##### DATA IN THIS EXERCISE #####

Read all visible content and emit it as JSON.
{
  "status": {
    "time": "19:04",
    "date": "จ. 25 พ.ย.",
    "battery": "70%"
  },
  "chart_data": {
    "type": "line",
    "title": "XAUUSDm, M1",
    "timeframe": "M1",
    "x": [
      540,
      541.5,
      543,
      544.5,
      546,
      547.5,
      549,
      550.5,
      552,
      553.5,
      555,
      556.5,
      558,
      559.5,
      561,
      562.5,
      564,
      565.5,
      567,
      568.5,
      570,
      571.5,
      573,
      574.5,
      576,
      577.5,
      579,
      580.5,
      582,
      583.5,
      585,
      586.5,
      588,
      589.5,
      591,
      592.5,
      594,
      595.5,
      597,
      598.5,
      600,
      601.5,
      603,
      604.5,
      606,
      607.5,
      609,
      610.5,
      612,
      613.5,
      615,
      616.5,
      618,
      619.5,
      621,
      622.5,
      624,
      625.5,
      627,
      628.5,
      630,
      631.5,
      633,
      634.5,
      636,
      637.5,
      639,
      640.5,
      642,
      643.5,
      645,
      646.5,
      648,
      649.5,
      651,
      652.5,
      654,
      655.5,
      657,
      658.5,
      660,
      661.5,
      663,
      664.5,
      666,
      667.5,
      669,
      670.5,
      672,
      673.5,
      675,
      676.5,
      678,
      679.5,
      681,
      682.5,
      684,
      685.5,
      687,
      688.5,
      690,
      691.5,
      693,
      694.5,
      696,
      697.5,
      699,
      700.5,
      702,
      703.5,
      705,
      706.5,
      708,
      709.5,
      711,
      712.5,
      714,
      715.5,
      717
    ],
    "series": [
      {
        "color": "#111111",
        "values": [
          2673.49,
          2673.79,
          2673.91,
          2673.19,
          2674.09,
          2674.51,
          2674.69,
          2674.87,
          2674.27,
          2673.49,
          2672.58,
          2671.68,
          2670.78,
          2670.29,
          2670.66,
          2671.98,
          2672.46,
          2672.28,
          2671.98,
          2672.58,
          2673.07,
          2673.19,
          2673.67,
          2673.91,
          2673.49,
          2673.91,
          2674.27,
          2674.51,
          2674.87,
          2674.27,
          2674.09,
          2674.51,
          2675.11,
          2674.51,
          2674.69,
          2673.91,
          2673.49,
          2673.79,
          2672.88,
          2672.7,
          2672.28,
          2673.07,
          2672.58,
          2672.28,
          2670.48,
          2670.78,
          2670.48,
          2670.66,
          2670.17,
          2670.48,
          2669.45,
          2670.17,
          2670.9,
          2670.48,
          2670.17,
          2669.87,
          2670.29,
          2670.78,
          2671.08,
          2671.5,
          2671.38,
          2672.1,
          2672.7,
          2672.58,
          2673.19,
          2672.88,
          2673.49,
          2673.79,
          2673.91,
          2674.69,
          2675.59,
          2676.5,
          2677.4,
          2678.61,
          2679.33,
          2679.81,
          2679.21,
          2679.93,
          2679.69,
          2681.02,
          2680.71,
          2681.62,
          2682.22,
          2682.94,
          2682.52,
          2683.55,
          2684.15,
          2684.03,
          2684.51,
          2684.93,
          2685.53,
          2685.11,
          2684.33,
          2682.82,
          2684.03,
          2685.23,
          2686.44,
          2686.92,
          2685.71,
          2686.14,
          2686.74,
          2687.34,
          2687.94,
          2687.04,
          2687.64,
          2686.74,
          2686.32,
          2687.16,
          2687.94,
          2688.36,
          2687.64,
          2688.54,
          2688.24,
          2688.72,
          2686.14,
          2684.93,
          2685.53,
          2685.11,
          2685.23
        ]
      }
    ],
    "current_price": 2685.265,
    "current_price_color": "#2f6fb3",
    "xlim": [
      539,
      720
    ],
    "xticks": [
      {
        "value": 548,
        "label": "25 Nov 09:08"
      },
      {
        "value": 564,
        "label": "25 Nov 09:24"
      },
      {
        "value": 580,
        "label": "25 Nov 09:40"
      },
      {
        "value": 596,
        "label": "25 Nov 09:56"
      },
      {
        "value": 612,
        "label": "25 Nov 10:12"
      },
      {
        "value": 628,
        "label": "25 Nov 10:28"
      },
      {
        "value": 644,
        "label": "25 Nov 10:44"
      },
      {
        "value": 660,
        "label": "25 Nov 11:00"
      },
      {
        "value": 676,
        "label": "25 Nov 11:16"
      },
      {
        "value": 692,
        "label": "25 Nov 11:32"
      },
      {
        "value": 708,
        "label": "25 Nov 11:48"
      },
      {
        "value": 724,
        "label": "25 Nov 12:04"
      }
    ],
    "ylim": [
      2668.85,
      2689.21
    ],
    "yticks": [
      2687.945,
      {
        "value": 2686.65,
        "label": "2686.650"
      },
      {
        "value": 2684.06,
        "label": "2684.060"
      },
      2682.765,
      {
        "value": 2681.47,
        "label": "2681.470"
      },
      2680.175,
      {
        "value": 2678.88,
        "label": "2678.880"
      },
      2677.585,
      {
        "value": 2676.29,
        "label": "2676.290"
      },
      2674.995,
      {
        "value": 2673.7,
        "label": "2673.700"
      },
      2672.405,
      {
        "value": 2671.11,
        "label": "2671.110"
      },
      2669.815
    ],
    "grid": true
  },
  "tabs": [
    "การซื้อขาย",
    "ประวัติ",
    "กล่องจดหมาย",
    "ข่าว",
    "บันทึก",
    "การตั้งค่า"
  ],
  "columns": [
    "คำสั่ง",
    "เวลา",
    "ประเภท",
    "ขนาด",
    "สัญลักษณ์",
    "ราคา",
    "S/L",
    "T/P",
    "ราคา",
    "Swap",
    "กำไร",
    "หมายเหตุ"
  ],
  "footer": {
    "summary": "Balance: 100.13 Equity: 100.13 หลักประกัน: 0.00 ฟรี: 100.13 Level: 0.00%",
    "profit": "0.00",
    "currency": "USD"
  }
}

#####

Quote the listing in full, please, keeping every line exact.

• OUTPUT OF THE EXERCISE
Read all visible content and emit it as JSON.
{
  "status": {
    "time": "19:04",
    "date": "จ. 25 พ.ย.",
    "battery": "70%"
  },
  "chart_data": {
    "type": "line",
    "title": "XAUUSDm, M1",
    "timeframe": "M1",
    "x": [
      540,
      541.5,
      543,
      544.5,
      546,
      547.5,
      549,
      550.5,
      552,
      553.5,
      555,
      556.5,
      558,
      559.5,
      561,
      562.5,
      564,
      565.5,
      567,
      568.5,
      570,
      571.5,
      573,
      574.5,
      576,
      577.5,
      579,
      580.5,
      582,
      583.5,
      585,
      586.5,
      588,
      589.5,
      591,
      592.5,
      594,
      595.5,
      597,
      598.5,
      600,
      601.5,
      603,
      604.5,
      606,
      607.5,
      609,
      610.5,
      612,
      613.5,
      615,
      616.5,
      618,
      619.5,
      621,
      622.5,
      624,
      625.5,
      627,
      628.5,
      630,
      631.5,
      633,
      634.5,
      636,
      637.5,
      639,
      640.5,
      642,
      643.5,
      645,
      646.5,
      648,
      649.5,
      651,
      652.5,
      654,
      655.5,
      657,
      658.5,
      660,
      661.5,
      663,
      664.5,
      666,
      667.5,
      669,
      670.5,
      672,
      673.5,
      675,
      676.5,
      678,
      679.5,
      681,
      682.5,
      684,
      685.5,
      687,
      688.5,
      690,
      691.5,
      693,
      694.5,
      696,
      697.5,
      699,
      700.5,
      702,
      703.5,
      705,
      706.5,
      708,
      709.5,
      711,
      712.5,
      714,
      715.5,
      717
    ],
    "series": [
      {
        "color": "#111111",
        "values": [
          2673.49,
          2673.79,
          2673.91,
          2673.19,
          2674.09,
          2674.51,
          2674.69,
          2674.87,
          2674.27,
          2673.49,
          2672.58,
          2671.68,
          2670.78,
          2670.29,
          2670.66,
          2671.98,
          2672.46,
          2672.28,
          2671.98,
          2672.58,
          2673.07,
          2673.19,
          2673.67,
          2673.91,
          2673.49,
          2673.91,
          2674.27,
          2674.51,
          2674.87,
          2674.27,
          2674.09,
          2674.51,
          2675.11,
          2674.51,
          2674.69,
          2673.91,
          2673.49,
          2673.79,
          2672.88,
          2672.7,
          2672.28,
          2673.07,
          2672.58,
          2672.28,
          2670.48,
          2670.78,
          2670.48,
          2670.66,
          2670.17,
          2670.48,
          2669.45,
          2670.17,
          2670.9,
          2670.48,
          2670.17,
          2669.87,
          2670.29,
          2670.78,
          2671.08,
          2671.5,
          2671.38,
          2672.1,
          2672.7,
          2672.58,
          2673.19,
          2672.88,
          2673.49,
          2673.79,
          2673.91,
          2674.69,
          2675.59,
          2676.5,
          2677.4,
          2678.61,
          2679.33,
          2679.81,
          2679.21,
          2679.93,
          2679.69,
          2681.02,
          2680.71,
          2681.62,
          2682.22,
          2682.94,
          2682.52,
          2683.55,
          2684.15,
          2684.03,
          2684.51,
          2684.93,
          2685.53,
          2685.11,
          2684.33,
          2682.82,
          2684.03,
          2685.23,
          2686.44,
          2686.92,
          2685.71,
          2686.14,
          2686.74,
          2687.34,
          2687.94,
          2687.04,
          2687.64,
          2686.74,
          2686.32,
          2687.16,
          2687.94,
          2688.36,
          2687.64,
          2688.54,
          2688.24,
          2688.72,
          2686.14,
          2684.93,
          2685.53,
          2685.11,
          2685.23
        ]
      }
    ],
    "current_price": 2685.265,
    "current_price_color": "#2f6fb3",
    "xlim": [
      539,
      720
    ],
    "xticks": [
      {
        "value": 548,
        "label": "25 Nov 09:08"
      },
      {
        "value": 564,
        "label": "25 Nov 09:24"
      },
      {
        "value": 580,
        "label": "25 Nov 09:40"
      },
      {
        "value": 596,
        "label": "25 Nov 09:56"
      },
      {
        "value": 612,
        "label": "25 Nov 10:12"
      },
      {
        "value": 628,
        "label": "25 Nov 10:28"
      },
      {
        "value": 644,
        "label": "25 Nov 10:44"
      },
      {
        "value": 660,
        "label": "25 Nov 11:00"
      },
      {
        "value": 676,
        "label": "25 Nov 11:16"
      },
      {
        "value": 692,
        "label": "25 Nov 11:32"
      },
      {
        "value": 708,
        "label": "25 Nov 11:48"
      },
      {
        "value": 724,
        "label": "25 Nov 12:04"
      }
    ],
    "ylim": [
      2668.85,
      2689.21
    ],
    "yticks": [
      2687.945,
      {
        "value": 2686.65,
        "label": "2686.650"
      },
      {
        "value": 2684.06,
        "label": "2684.060"
      },
      2682.765,
      {
        "value": 2681.47,
        "label": "2681.470"
      },
      2680.175,
      {
        "value": 2678.88,
        "label": "2678.880"
      },
      2677.585,
      {
        "value": 2676.29,
        "label": "2676.290"
      },
      2674.995,
      {
        "value": 2673.7,
        "label": "2673.700"
      },
      2672.405,
      {
        "value": 2671.11,
        "label": "2671.110"
      },
      2669.815
    ],
    "grid": true
  },
  "tabs": [
    "การซื้อขาย",
    "ประวัติ",
    "กล่องจดหมาย",
    "ข่าว",
    "บันทึก",
    "การตั้งค่า"
  ],
  "columns": [
    "คำสั่ง",
    "เวลา",
    "ประเภท",
    "ขนาด",
    "สัญลักษณ์",
    "ราคา",
    "S/L",
    "T/P",
    "ราคา",
    "Swap",
    "กำไร",
    "หมายเหตุ"
  ],
  "footer": {
    "summary": "Balance: 100.13 Equity: 100.13 หลักประกัน: 0.00 ฟรี: 100.13 Level: 0.00%",
    "profit": "0.00",
    "currency": "USD"
  }
}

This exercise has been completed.